Exercise details: Your task is to extract every line from the material below exactly.

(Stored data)
□ □ □
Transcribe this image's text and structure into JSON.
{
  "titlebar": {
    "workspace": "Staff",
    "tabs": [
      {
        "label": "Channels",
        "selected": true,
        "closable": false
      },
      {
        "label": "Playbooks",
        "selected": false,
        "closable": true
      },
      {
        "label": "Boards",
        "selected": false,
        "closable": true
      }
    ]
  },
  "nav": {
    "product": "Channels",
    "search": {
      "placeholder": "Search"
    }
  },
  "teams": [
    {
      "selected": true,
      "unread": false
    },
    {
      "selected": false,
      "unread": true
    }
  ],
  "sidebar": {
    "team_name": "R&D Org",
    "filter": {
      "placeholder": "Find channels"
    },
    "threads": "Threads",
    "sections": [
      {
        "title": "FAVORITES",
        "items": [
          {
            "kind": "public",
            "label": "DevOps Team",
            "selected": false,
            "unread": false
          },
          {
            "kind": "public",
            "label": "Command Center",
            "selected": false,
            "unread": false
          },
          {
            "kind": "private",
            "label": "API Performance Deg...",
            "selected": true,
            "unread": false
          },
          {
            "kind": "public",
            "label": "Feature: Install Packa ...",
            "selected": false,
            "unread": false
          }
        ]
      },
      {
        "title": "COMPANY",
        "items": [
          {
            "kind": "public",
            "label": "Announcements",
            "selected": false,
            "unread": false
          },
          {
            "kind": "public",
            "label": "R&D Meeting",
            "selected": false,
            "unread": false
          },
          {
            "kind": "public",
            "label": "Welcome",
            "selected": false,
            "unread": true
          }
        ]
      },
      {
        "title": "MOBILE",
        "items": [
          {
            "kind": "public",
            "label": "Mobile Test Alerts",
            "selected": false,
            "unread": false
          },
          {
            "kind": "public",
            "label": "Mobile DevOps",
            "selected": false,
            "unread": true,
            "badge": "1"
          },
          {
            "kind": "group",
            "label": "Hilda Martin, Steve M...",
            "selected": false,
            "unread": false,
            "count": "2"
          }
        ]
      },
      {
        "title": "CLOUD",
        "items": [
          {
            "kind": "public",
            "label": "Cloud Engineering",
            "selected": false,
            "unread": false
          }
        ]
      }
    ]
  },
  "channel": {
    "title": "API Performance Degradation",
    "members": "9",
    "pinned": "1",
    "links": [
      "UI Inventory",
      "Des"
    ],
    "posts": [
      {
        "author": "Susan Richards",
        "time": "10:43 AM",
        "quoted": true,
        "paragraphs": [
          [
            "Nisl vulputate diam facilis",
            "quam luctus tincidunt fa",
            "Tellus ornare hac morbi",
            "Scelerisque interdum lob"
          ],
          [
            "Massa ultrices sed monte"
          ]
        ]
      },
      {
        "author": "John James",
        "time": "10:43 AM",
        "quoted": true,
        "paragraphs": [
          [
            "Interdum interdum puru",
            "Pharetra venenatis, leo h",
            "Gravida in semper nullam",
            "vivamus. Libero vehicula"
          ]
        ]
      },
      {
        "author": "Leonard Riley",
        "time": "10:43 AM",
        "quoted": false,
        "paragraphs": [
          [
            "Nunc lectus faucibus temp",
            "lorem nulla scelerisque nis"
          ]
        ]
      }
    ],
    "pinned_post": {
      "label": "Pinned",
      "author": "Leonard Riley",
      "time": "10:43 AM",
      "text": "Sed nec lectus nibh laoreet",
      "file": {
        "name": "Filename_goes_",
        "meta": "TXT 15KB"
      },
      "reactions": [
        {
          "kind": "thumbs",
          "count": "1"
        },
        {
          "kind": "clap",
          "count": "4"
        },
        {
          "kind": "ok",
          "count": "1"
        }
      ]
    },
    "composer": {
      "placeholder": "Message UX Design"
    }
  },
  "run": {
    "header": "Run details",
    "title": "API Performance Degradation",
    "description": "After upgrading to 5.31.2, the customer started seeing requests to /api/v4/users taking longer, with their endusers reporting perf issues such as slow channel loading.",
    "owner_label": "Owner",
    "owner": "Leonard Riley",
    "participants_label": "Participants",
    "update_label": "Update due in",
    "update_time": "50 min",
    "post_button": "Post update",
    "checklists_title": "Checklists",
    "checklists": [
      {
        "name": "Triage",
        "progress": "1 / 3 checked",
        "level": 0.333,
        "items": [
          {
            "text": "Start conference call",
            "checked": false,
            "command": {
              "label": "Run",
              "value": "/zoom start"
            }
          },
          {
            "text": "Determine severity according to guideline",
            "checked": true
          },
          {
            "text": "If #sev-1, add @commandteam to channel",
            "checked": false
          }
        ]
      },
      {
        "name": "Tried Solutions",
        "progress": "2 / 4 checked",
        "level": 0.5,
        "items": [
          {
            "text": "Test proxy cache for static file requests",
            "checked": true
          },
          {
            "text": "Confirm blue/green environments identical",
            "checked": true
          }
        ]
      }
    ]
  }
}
□ □ □
Task result:
Transcribe this image's text and structure into JSON.
{
  "titlebar": {
    "workspace": "Staff",
    "tabs": [
      {
        "label": "Channels",
        "selected": true,
        "closable": false
      },
      {
        "label": "Playbooks",
        "selected": false,
        "closable": true
      },
      {
        "label": "Boards",
        "selected": false,
        "closable": true
      }
    ]
  },
  "nav": {
    "product": "Channels",
    "search": {
      "placeholder": "Search"
    }
  },
  "teams": [
    {
      "selected": true,
      "unread": false
    },
    {
      "selected": false,
      "unread": true
    }
  ],
  "sidebar": {
    "team_name": "R&D Org",
    "filter": {
      "placeholder": "Find channels"
    },
    "threads": "Threads",
    "sections": [
      {
        "title": "FAVORITES",
        "items": [
          {
            "kind": "public",
            "label": "DevOps Team",
            "selected": false,
            "unread": false
          },
          {
            "kind": "public",
            "label": "Command Center",
            "selected": false,
            "unread": false
          },
          {
            "kind": "private",
            "label": "API Performance Deg...",
            "selected": true,
            "unread": false
          },
          {
            "kind": "public",
            "label": "Feature: Install Packa ...",
            "selected": false,
            "unread": false
          }
        ]
      },
      {
        "title": "COMPANY",
        "items": [
          {
            "kind": "public",
            "label": "Announcements",
            "selected": false,
            "unread": false
          },
          {
            "kind": "public",
            "label": "R&D Meeting",
            "selected": false,
            "unread": false
          },
          {
            "kind": "public",
            "label": "Welcome",
            "selected": false,
            "unread": true
          }
        ]
      },
      {
        "title": "MOBILE",
        "items": [
          {
            "kind": "public",
            "label": "Mobile Test Alerts",
            "selected": false,
            "unread": false
          },
          {
            "kind": "public",
            "label": "Mobile DevOps",
            "selected": false,
            "unread": true,
            "badge": "1"
          },
          {
            "kind": "group",
            "label": "Hilda Martin, Steve M...",
            "selected": false,
            "unread": false,
            "count": "2"
          }
        ]
      },
      {
        "title": "CLOUD",
        "items": [
          {
            "kind": "public",
            "label": "Cloud Engineering",
            "selected": false,
            "unread": false
          }
        ]
      }
    ]
  },
  "channel": {
    "title": "API Performance Degradation",
    "members": "9",
    "pinned": "1",
    "links": [
      "UI Inventory",
      "Des"
    ],
    "posts": [
      {
        "author": "Susan Richards",
        "time": "10:43 AM",
        "quoted": true,
        "paragraphs": [
          [
            "Nisl vulputate diam facilis",
            "quam luctus tincidunt fa",
            "Tellus ornare hac morbi",
            "Scelerisque interdum lob"
          ],
          [
            "Massa ultrices sed monte"
          ]
        ]
      },
      {
        "author": "John James",
        "time": "10:43 AM",
        "quoted": true,
        "paragraphs": [
          [
            "Interdum interdum puru",
            "Pharetra venenatis, leo h",
            "Gravida in semper nullam",
            "vivamus. Libero vehicula"
          ]
        ]
      },
      {
        "author": "Leonard Riley",
        "time": "10:43 AM",
        "quoted": false,
        "paragraphs": [
          [
            "Nunc lectus faucibus temp",
            "lorem nulla scelerisque nis"
          ]
        ]
      }
    ],
    "pinned_post": {
      "label": "Pinned",
      "author": "Leonard Riley",
      "time": "10:43 AM",
      "text": "Sed nec lectus nibh laoreet",
      "file": {
        "name": "Filename_goes_",
        "meta": "TXT 15KB"
      },
      "reactions": [
        {
          "kind": "thumbs",
          "count": "1"
        },
        {
          "kind": "clap",
          "count": "4"
        },
        {
          "kind": "ok",
          "count": "1"
        }
      ]
    },
    "composer": {
      "placeholder": "Message UX Design"
    }
  },
  "run": {
    "header": "Run details",
    "title": "API Performance Degradation",
    "description": "After upgrading to 5.31.2, the customer started seeing requests to /api/v4/users taking longer, with their endusers reporting perf issues such as slow channel loading.",
    "owner_label": "Owner",
    "owner": "Leonard Riley",
    "participants_label": "Participants",
    "update_label": "Update due in",
    "update_time": "50 min",
    "post_button": "Post update",
    "checklists_title": "Checklists",
    "checklists": [
      {
        "name": "Triage",
        "progress": "1 / 3 checked",
        "level": 0.333,
        "items": [
          {
            "text": "Start conference call",
            "checked": false,
            "command": {
              "label": "Run",
              "value": "/zoom start"
            }
          },
          {
            "text": "Determine severity according to guideline",
            "checked": true
          },
          {
            "text": "If #sev-1, add @commandteam to channel",
            "checked": false
          }
        ]
      },
      {
        "name": "Tried Solutions",
        "progress": "2 / 4 checked",
        "level": 0.5,
        "items": [
          {
            "text": "Test proxy cache for static file requests",
            "checked": true
          },
          {
            "text": "Confirm blue/green environments identical",
            "checked": true
          }
        ]
      }
    ]
  }
}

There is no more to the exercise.